• Given information:
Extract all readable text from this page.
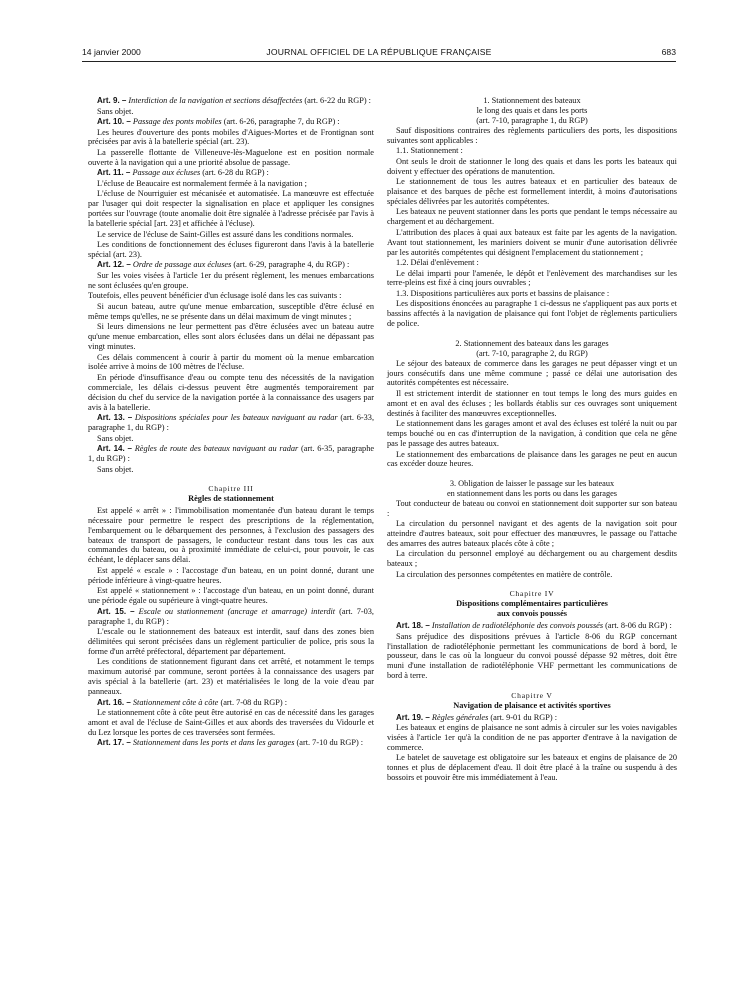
14 janvier 2000	JOURNAL OFFICIEL DE LA RÉPUBLIQUE FRANÇAISE	683

Art. 9. – Interdiction de la navigation et sections désaffectées (art. 6-22 du RGP) :

Sans objet.

Art. 10. – Passage des ponts mobiles (art. 6-26, paragraphe 7, du RGP) :

Les heures d'ouverture des ponts mobiles d'Aigues-Mortes et de Frontignan sont précisées par avis à la batellerie spécial (art. 23).

La passerelle flottante de Villeneuve-lès-Maguelone est en position normale ouverte à la navigation qui a une priorité absolue de passage.

Art. 11. – Passage aux écluses (art. 6-28 du RGP) :

L'écluse de Beaucaire est normalement fermée à la navigation ;

L'écluse de Nourriguier est mécanisée et automatisée. La manœuvre est effectuée par l'usager qui doit respecter la signalisation en place et appliquer les consignes portées sur l'ouvrage (toute anomalie doit être signalée à l'adresse précisée par l'avis à la batellerie spécial [art. 23] et affichée à l'écluse).

Le service de l'écluse de Saint-Gilles est assuré dans les conditions normales.

Les conditions de fonctionnement des écluses figureront dans l'avis à la batellerie spécial (art. 23).

Art. 12. – Ordre de passage aux écluses (art. 6-29, paragraphe 4, du RGP) :

Sur les voies visées à l'article 1er du présent règlement, les menues embarcations ne sont éclusées qu'en groupe.

Toutefois, elles peuvent bénéficier d'un éclusage isolé dans les cas suivants :

Si aucun bateau, autre qu'une menue embarcation, susceptible d'être éclusé en même temps qu'elles, ne se présente dans un délai maximum de vingt minutes ;

Si leurs dimensions ne leur permettent pas d'être éclusées avec un bateau autre qu'une menue embarcation, elles sont alors éclusées dans un délai ne dépassant pas vingt minutes.

Ces délais commencent à courir à partir du moment où la menue embarcation isolée arrive à moins de 100 mètres de l'écluse.

En période d'insuffisance d'eau ou compte tenu des nécessités de la navigation commerciale, les délais ci-dessus peuvent être augmentés temporairement par décision du chef du service de la navigation portée à la connaissance des usagers par avis à la batellerie.

Art. 13. – Dispositions spéciales pour les bateaux naviguant au radar (art. 6-33, paragraphe 1, du RGP) :

Sans objet.

Art. 14. – Règles de route des bateaux naviguant au radar (art. 6-35, paragraphe 1, du RGP) :

Sans objet.

Chapitre III

Règles de stationnement

Est appelé « arrêt » : l'immobilisation momentanée d'un bateau durant le temps nécessaire pour permettre le respect des prescriptions de la réglementation, l'embarquement ou le débarquement des personnes, à l'exclusion des passagers des bateaux de transport de passagers, le conducteur restant dans tous les cas aux commandes du bateau, ou à proximité immédiate de celui-ci, pour pouvoir, le cas échéant, le déplacer sans délai.

Est appelé « escale » : l'accostage d'un bateau, en un point donné, durant une période inférieure à vingt-quatre heures.

Est appelé « stationnement » : l'accostage d'un bateau, en un point donné, durant une période égale ou supérieure à vingt-quatre heures.

Art. 15. – Escale ou stationnement (ancrage et amarrage) interdit (art. 7-03, paragraphe 1, du RGP) :

L'escale ou le stationnement des bateaux est interdit, sauf dans des zones bien délimitées qui seront précisées dans un règlement particulier de police, pris sous la forme d'un arrêté préfectoral, département par département.

Les conditions de stationnement figurant dans cet arrêté, et notamment le temps maximum autorisé par commune, seront portées à la connaissance des usagers par avis spécial à la batellerie (art. 23) et matérialisées le long de la voie d'eau par panneaux.

Art. 16. – Stationnement côte à côte (art. 7-08 du RGP) :

Le stationnement côte à côte peut être autorisé en cas de nécessité dans les garages amont et aval de l'écluse de Saint-Gilles et aux abords des traversées du Vidourle et du Lez lorsque les portes de ces traversées sont fermées.

Art. 17. – Stationnement dans les ports et dans les garages (art. 7-10 du RGP) :

1. Stationnement des bateaux

le long des quais et dans les ports

(art. 7-10, paragraphe 1, du RGP)

Sauf dispositions contraires des règlements particuliers des ports, les dispositions suivantes sont applicables :

1.1. Stationnement :

Ont seuls le droit de stationner le long des quais et dans les ports les bateaux qui doivent y effectuer des opérations de manutention.

Le stationnement de tous les autres bateaux et en particulier des bateaux de plaisance et des barques de pêche est formellement interdit, à moins d'autorisations spéciales délivrées par les autorités compétentes.

Les bateaux ne peuvent stationner dans les ports que pendant le temps nécessaire au chargement et au déchargement.

L'attribution des places à quai aux bateaux est faite par les agents de la navigation. Avant tout stationnement, les mariniers doivent se munir d'une autorisation délivrée par les autorités compétentes qui désignent l'emplacement du stationnement ;

1.2. Délai d'enlèvement :

Le délai imparti pour l'amenée, le dépôt et l'enlèvement des marchandises sur les terre-pleins est fixé à cinq jours ouvrables ;

1.3. Dispositions particulières aux ports et bassins de plaisance :

Les dispositions énoncées au paragraphe 1 ci-dessus ne s'appliquent pas aux ports et bassins affectés à la navigation de plaisance qui font l'objet de règlements particuliers de police.

2. Stationnement des bateaux dans les garages

(art. 7-10, paragraphe 2, du RGP)

Le séjour des bateaux de commerce dans les garages ne peut dépasser vingt et un jours consécutifs dans une même commune ; passé ce délai une autorisation des autorités compétentes est nécessaire.

Il est strictement interdit de stationner en tout temps le long des murs guides en amont et en aval des écluses ; les bollards établis sur ces ouvrages sont uniquement destinés à faciliter des manœuvres exceptionnelles.

Le stationnement dans les garages amont et aval des écluses est toléré la nuit ou par temps bouché ou en cas d'interruption de la navigation, à condition que cela ne gêne pas le passage des autres bateaux.

Le stationnement des embarcations de plaisance dans les garages ne peut en aucun cas excéder douze heures.

3. Obligation de laisser le passage sur les bateaux

en stationnement dans les ports ou dans les garages

Tout conducteur de bateau ou convoi en stationnement doit supporter sur son bateau :

La circulation du personnel navigant et des agents de la navigation soit pour atteindre d'autres bateaux, soit pour effectuer des manœuvres, le passage ou l'attache des amarres des autres bateaux placés côte à côte ;

La circulation du personnel employé au déchargement ou au chargement desdits bateaux ;

La circulation des personnes compétentes en matière de contrôle.

Chapitre IV

Dispositions complémentaires particulières

aux convois poussés

Art. 18. – Installation de radiotéléphonie des convois poussés (art. 8-06 du RGP) :

Sans préjudice des dispositions prévues à l'article 8-06 du RGP concernant l'installation de radiotéléphonie permettant les communications de bord à bord, le pousseur, dans le cas où la longueur du convoi poussé dépasse 92 mètres, doit être muni d'une installation de radiotéléphonie VHF permettant les communications de bord à terre.

Chapitre V

Navigation de plaisance et activités sportives

Art. 19. – Règles générales (art. 9-01 du RGP) :

Les bateaux et engins de plaisance ne sont admis à circuler sur les voies navigables visées à l'article 1er qu'à la condition de ne pas apporter d'entrave à la navigation de commerce.

Le batelet de sauvetage est obligatoire sur les bateaux et engins de plaisance de 20 tonnes et plus de déplacement d'eau. Il doit être placé à la traîne ou suspendu à des bossoirs et pouvoir être mis immédiatement à l'eau.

• Task to complete:
Print the records above exactly as they stand, but leave out the pictures.

• Response to this task:
Extract all readable text from this page.
14 janvier 2000	JOURNAL OFFICIEL DE LA RÉPUBLIQUE FRANÇAISE	683

Art. 9. – Interdiction de la navigation et sections désaffectées (art. 6-22 du RGP) :

Sans objet.

Art. 10. – Passage des ponts mobiles (art. 6-26, paragraphe 7, du RGP) :

Les heures d'ouverture des ponts mobiles d'Aigues-Mortes et de Frontignan sont précisées par avis à la batellerie spécial (art. 23).

La passerelle flottante de Villeneuve-lès-Maguelone est en position normale ouverte à la navigation qui a une priorité absolue de passage.

Art. 11. – Passage aux écluses (art. 6-28 du RGP) :

L'écluse de Beaucaire est normalement fermée à la navigation ;

L'écluse de Nourriguier est mécanisée et automatisée. La manœuvre est effectuée par l'usager qui doit respecter la signalisation en place et appliquer les consignes portées sur l'ouvrage (toute anomalie doit être signalée à l'adresse précisée par l'avis à la batellerie spécial [art. 23] et affichée à l'écluse).

Le service de l'écluse de Saint-Gilles est assuré dans les conditions normales.

Les conditions de fonctionnement des écluses figureront dans l'avis à la batellerie spécial (art. 23).

Art. 12. – Ordre de passage aux écluses (art. 6-29, paragraphe 4, du RGP) :

Sur les voies visées à l'article 1er du présent règlement, les menues embarcations ne sont éclusées qu'en groupe.

Toutefois, elles peuvent bénéficier d'un éclusage isolé dans les cas suivants :

Si aucun bateau, autre qu'une menue embarcation, susceptible d'être éclusé en même temps qu'elles, ne se présente dans un délai maximum de vingt minutes ;

Si leurs dimensions ne leur permettent pas d'être éclusées avec un bateau autre qu'une menue embarcation, elles sont alors éclusées dans un délai ne dépassant pas vingt minutes.

Ces délais commencent à courir à partir du moment où la menue embarcation isolée arrive à moins de 100 mètres de l'écluse.

En période d'insuffisance d'eau ou compte tenu des nécessités de la navigation commerciale, les délais ci-dessus peuvent être augmentés temporairement par décision du chef du service de la navigation portée à la connaissance des usagers par avis à la batellerie.

Art. 13. – Dispositions spéciales pour les bateaux naviguant au radar (art. 6-33, paragraphe 1, du RGP) :

Sans objet.

Art. 14. – Règles de route des bateaux naviguant au radar (art. 6-35, paragraphe 1, du RGP) :

Sans objet.

Chapitre III

Règles de stationnement

Est appelé « arrêt » : l'immobilisation momentanée d'un bateau durant le temps nécessaire pour permettre le respect des prescriptions de la réglementation, l'embarquement ou le débarquement des personnes, à l'exclusion des passagers des bateaux de transport de passagers, le conducteur restant dans tous les cas aux commandes du bateau, ou à proximité immédiate de celui-ci, pour pouvoir, le cas échéant, le déplacer sans délai.

Est appelé « escale » : l'accostage d'un bateau, en un point donné, durant une période inférieure à vingt-quatre heures.

Est appelé « stationnement » : l'accostage d'un bateau, en un point donné, durant une période égale ou supérieure à vingt-quatre heures.

Art. 15. – Escale ou stationnement (ancrage et amarrage) interdit (art. 7-03, paragraphe 1, du RGP) :

L'escale ou le stationnement des bateaux est interdit, sauf dans des zones bien délimitées qui seront précisées dans un règlement particulier de police, pris sous la forme d'un arrêté préfectoral, département par département.

Les conditions de stationnement figurant dans cet arrêté, et notamment le temps maximum autorisé par commune, seront portées à la connaissance des usagers par avis spécial à la batellerie (art. 23) et matérialisées le long de la voie d'eau par panneaux.

Art. 16. – Stationnement côte à côte (art. 7-08 du RGP) :

Le stationnement côte à côte peut être autorisé en cas de nécessité dans les garages amont et aval de l'écluse de Saint-Gilles et aux abords des traversées du Vidourle et du Lez lorsque les portes de ces traversées sont fermées.

Art. 17. – Stationnement dans les ports et dans les garages (art. 7-10 du RGP) :

1. Stationnement des bateaux

le long des quais et dans les ports

(art. 7-10, paragraphe 1, du RGP)

Sauf dispositions contraires des règlements particuliers des ports, les dispositions suivantes sont applicables :

1.1. Stationnement :

Ont seuls le droit de stationner le long des quais et dans les ports les bateaux qui doivent y effectuer des opérations de manutention.

Le stationnement de tous les autres bateaux et en particulier des bateaux de plaisance et des barques de pêche est formellement interdit, à moins d'autorisations spéciales délivrées par les autorités compétentes.

Les bateaux ne peuvent stationner dans les ports que pendant le temps nécessaire au chargement et au déchargement.

L'attribution des places à quai aux bateaux est faite par les agents de la navigation. Avant tout stationnement, les mariniers doivent se munir d'une autorisation délivrée par les autorités compétentes qui désignent l'emplacement du stationnement ;

1.2. Délai d'enlèvement :

Le délai imparti pour l'amenée, le dépôt et l'enlèvement des marchandises sur les terre-pleins est fixé à cinq jours ouvrables ;

1.3. Dispositions particulières aux ports et bassins de plaisance :

Les dispositions énoncées au paragraphe 1 ci-dessus ne s'appliquent pas aux ports et bassins affectés à la navigation de plaisance qui font l'objet de règlements particuliers de police.

2. Stationnement des bateaux dans les garages

(art. 7-10, paragraphe 2, du RGP)

Le séjour des bateaux de commerce dans les garages ne peut dépasser vingt et un jours consécutifs dans une même commune ; passé ce délai une autorisation des autorités compétentes est nécessaire.

Il est strictement interdit de stationner en tout temps le long des murs guides en amont et en aval des écluses ; les bollards établis sur ces ouvrages sont uniquement destinés à faciliter des manœuvres exceptionnelles.

Le stationnement dans les garages amont et aval des écluses est toléré la nuit ou par temps bouché ou en cas d'interruption de la navigation, à condition que cela ne gêne pas le passage des autres bateaux.

Le stationnement des embarcations de plaisance dans les garages ne peut en aucun cas excéder douze heures.

3. Obligation de laisser le passage sur les bateaux

en stationnement dans les ports ou dans les garages

Tout conducteur de bateau ou convoi en stationnement doit supporter sur son bateau :

La circulation du personnel navigant et des agents de la navigation soit pour atteindre d'autres bateaux, soit pour effectuer des manœuvres, le passage ou l'attache des amarres des autres bateaux placés côte à côte ;

La circulation du personnel employé au déchargement ou au chargement desdits bateaux ;

La circulation des personnes compétentes en matière de contrôle.

Chapitre IV

Dispositions complémentaires particulières

aux convois poussés

Art. 18. – Installation de radiotéléphonie des convois poussés (art. 8-06 du RGP) :

Sans préjudice des dispositions prévues à l'article 8-06 du RGP concernant l'installation de radiotéléphonie permettant les communications de bord à bord, le pousseur, dans le cas où la longueur du convoi poussé dépasse 92 mètres, doit être muni d'une installation de radiotéléphonie VHF permettant les communications de bord à terre.

Chapitre V

Navigation de plaisance et activités sportives

Art. 19. – Règles générales (art. 9-01 du RGP) :

Les bateaux et engins de plaisance ne sont admis à circuler sur les voies navigables visées à l'article 1er qu'à la condition de ne pas apporter d'entrave à la navigation de commerce.

Le batelet de sauvetage est obligatoire sur les bateaux et engins de plaisance de 20 tonnes et plus de déplacement d'eau. Il doit être placé à la traîne ou suspendu à des bossoirs et pouvoir être mis immédiatement à l'eau.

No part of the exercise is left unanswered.